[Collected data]
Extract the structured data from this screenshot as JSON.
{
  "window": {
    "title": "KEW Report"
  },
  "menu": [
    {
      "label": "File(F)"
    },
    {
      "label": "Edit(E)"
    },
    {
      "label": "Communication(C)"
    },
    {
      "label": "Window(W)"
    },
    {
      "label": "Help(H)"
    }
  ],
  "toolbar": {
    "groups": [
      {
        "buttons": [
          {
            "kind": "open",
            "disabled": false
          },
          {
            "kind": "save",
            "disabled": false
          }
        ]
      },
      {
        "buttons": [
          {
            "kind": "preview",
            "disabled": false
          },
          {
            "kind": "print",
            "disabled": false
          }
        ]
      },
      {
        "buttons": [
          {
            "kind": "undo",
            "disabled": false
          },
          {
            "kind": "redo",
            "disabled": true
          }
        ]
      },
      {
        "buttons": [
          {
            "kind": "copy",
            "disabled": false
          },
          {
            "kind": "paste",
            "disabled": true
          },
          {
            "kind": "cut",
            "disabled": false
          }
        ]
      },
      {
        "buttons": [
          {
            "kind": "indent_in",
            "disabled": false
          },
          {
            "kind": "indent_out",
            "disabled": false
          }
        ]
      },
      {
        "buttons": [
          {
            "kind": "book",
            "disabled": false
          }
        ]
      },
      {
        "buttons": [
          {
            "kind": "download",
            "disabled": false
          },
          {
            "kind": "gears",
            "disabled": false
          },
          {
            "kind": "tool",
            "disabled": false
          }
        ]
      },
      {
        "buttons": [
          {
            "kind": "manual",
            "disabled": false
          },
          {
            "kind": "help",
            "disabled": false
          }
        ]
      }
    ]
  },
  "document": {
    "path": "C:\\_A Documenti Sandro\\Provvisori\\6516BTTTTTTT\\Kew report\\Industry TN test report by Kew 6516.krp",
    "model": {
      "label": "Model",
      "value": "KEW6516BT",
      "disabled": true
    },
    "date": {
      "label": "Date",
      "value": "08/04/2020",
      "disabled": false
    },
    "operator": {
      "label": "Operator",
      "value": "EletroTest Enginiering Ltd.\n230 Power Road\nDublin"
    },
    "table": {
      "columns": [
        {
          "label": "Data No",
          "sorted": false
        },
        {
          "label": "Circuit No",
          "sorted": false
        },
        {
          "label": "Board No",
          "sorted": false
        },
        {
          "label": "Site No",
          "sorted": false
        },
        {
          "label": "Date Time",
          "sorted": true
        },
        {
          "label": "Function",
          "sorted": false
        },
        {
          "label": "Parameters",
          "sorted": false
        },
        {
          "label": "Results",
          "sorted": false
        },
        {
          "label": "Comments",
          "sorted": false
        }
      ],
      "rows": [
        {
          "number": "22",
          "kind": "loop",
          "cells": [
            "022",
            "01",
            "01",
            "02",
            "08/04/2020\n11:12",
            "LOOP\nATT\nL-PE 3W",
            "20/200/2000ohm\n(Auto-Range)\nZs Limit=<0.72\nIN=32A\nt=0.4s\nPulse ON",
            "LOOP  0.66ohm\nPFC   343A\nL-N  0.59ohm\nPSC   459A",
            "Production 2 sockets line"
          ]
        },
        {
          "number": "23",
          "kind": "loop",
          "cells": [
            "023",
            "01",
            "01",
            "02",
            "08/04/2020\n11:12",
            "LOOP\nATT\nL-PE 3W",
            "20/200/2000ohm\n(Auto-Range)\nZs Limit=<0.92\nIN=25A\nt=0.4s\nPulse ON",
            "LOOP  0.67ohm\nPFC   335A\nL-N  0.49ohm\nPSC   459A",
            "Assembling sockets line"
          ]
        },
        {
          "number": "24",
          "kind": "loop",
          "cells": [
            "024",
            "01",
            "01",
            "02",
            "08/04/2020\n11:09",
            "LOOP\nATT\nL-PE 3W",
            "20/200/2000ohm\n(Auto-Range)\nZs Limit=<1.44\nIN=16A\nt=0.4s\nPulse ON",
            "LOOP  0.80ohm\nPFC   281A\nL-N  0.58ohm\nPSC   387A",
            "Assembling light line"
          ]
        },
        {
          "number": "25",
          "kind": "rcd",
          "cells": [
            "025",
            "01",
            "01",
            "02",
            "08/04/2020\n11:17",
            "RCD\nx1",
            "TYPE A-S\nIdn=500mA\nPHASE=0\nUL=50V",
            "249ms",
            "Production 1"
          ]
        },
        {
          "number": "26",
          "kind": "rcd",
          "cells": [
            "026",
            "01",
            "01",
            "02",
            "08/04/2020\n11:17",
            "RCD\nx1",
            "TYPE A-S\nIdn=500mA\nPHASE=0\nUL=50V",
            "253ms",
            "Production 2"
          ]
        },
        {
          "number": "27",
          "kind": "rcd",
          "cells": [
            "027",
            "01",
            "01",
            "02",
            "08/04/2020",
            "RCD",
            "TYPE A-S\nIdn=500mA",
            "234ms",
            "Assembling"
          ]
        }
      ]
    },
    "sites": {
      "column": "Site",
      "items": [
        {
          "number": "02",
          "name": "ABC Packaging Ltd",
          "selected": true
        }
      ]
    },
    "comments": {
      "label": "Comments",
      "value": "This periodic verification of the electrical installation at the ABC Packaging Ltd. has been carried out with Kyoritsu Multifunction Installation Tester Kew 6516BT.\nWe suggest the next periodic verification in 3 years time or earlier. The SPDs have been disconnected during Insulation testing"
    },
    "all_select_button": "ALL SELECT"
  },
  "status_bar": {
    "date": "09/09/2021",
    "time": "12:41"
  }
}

- WORK TO DO -
Transcribe every line of the data, exactly as it stands.

- COMPLETED EXERCISE -
Extract the structured data from this screenshot as JSON.
{
  "window": {
    "title": "KEW Report"
  },
  "menu": [
    {
      "label": "File(F)"
    },
    {
      "label": "Edit(E)"
    },
    {
      "label": "Communication(C)"
    },
    {
      "label": "Window(W)"
    },
    {
      "label": "Help(H)"
    }
  ],
  "toolbar": {
    "groups": [
      {
        "buttons": [
          {
            "kind": "open",
            "disabled": false
          },
          {
            "kind": "save",
            "disabled": false
          }
        ]
      },
      {
        "buttons": [
          {
            "kind": "preview",
            "disabled": false
          },
          {
            "kind": "print",
            "disabled": false
          }
        ]
      },
      {
        "buttons": [
          {
            "kind": "undo",
            "disabled": false
          },
          {
            "kind": "redo",
            "disabled": true
          }
        ]
      },
      {
        "buttons": [
          {
            "kind": "copy",
            "disabled": false
          },
          {
            "kind": "paste",
            "disabled": true
          },
          {
            "kind": "cut",
            "disabled": false
          }
        ]
      },
      {
        "buttons": [
          {
            "kind": "indent_in",
            "disabled": false
          },
          {
            "kind": "indent_out",
            "disabled": false
          }
        ]
      },
      {
        "buttons": [
          {
            "kind": "book",
            "disabled": false
          }
        ]
      },
      {
        "buttons": [
          {
            "kind": "download",
            "disabled": false
          },
          {
            "kind": "gears",
            "disabled": false
          },
          {
            "kind": "tool",
            "disabled": false
          }
        ]
      },
      {
        "buttons": [
          {
            "kind": "manual",
            "disabled": false
          },
          {
            "kind": "help",
            "disabled": false
          }
        ]
      }
    ]
  },
  "document": {
    "path": "C:\\_A Documenti Sandro\\Provvisori\\6516BTTTTTTT\\Kew report\\Industry TN test report by Kew 6516.krp",
    "model": {
      "label": "Model",
      "value": "KEW6516BT",
      "disabled": true
    },
    "date": {
      "label": "Date",
      "value": "08/04/2020",
      "disabled": false
    },
    "operator": {
      "label": "Operator",
      "value": "EletroTest Enginiering Ltd.\n230 Power Road\nDublin"
    },
    "table": {
      "columns": [
        {
          "label": "Data No",
          "sorted": false
        },
        {
          "label": "Circuit No",
          "sorted": false
        },
        {
          "label": "Board No",
          "sorted": false
        },
        {
          "label": "Site No",
          "sorted": false
        },
        {
          "label": "Date Time",
          "sorted": true
        },
        {
          "label": "Function",
          "sorted": false
        },
        {
          "label": "Parameters",
          "sorted": false
        },
        {
          "label": "Results",
          "sorted": false
        },
        {
          "label": "Comments",
          "sorted": false
        }
      ],
      "rows": [
        {
          "number": "22",
          "kind": "loop",
          "cells": [
            "022",
            "01",
            "01",
            "02",
            "08/04/2020\n11:12",
            "LOOP\nATT\nL-PE 3W",
            "20/200/2000ohm\n(Auto-Range)\nZs Limit=<0.72\nIN=32A\nt=0.4s\nPulse ON",
            "LOOP  0.66ohm\nPFC   343A\nL-N  0.59ohm\nPSC   459A",
            "Production 2 sockets line"
          ]
        },
        {
          "number": "23",
          "kind": "loop",
          "cells": [
            "023",
            "01",
            "01",
            "02",
            "08/04/2020\n11:12",
            "LOOP\nATT\nL-PE 3W",
            "20/200/2000ohm\n(Auto-Range)\nZs Limit=<0.92\nIN=25A\nt=0.4s\nPulse ON",
            "LOOP  0.67ohm\nPFC   335A\nL-N  0.49ohm\nPSC   459A",
            "Assembling sockets line"
          ]
        },
        {
          "number": "24",
          "kind": "loop",
          "cells": [
            "024",
            "01",
            "01",
            "02",
            "08/04/2020\n11:09",
            "LOOP\nATT\nL-PE 3W",
            "20/200/2000ohm\n(Auto-Range)\nZs Limit=<1.44\nIN=16A\nt=0.4s\nPulse ON",
            "LOOP  0.80ohm\nPFC   281A\nL-N  0.58ohm\nPSC   387A",
            "Assembling light line"
          ]
        },
        {
          "number": "25",
          "kind": "rcd",
          "cells": [
            "025",
            "01",
            "01",
            "02",
            "08/04/2020\n11:17",
            "RCD\nx1",
            "TYPE A-S\nIdn=500mA\nPHASE=0\nUL=50V",
            "249ms",
            "Production 1"
          ]
        },
        {
          "number": "26",
          "kind": "rcd",
          "cells": [
            "026",
            "01",
            "01",
            "02",
            "08/04/2020\n11:17",
            "RCD\nx1",
            "TYPE A-S\nIdn=500mA\nPHASE=0\nUL=50V",
            "253ms",
            "Production 2"
          ]
        },
        {
          "number": "27",
          "kind": "rcd",
          "cells": [
            "027",
            "01",
            "01",
            "02",
            "08/04/2020",
            "RCD",
            "TYPE A-S\nIdn=500mA",
            "234ms",
            "Assembling"
          ]
        }
      ]
    },
    "sites": {
      "column": "Site",
      "items": [
        {
          "number": "02",
          "name": "ABC Packaging Ltd",
          "selected": true
        }
      ]
    },
    "comments": {
      "label": "Comments",
      "value": "This periodic verification of the electrical installation at the ABC Packaging Ltd. has been carried out with Kyoritsu Multifunction Installation Tester Kew 6516BT.\nWe suggest the next periodic verification in 3 years time or earlier. The SPDs have been disconnected during Insulation testing"
    },
    "all_select_button": "ALL SELECT"
  },
  "status_bar": {
    "date": "09/09/2021",
    "time": "12:41"
  }
}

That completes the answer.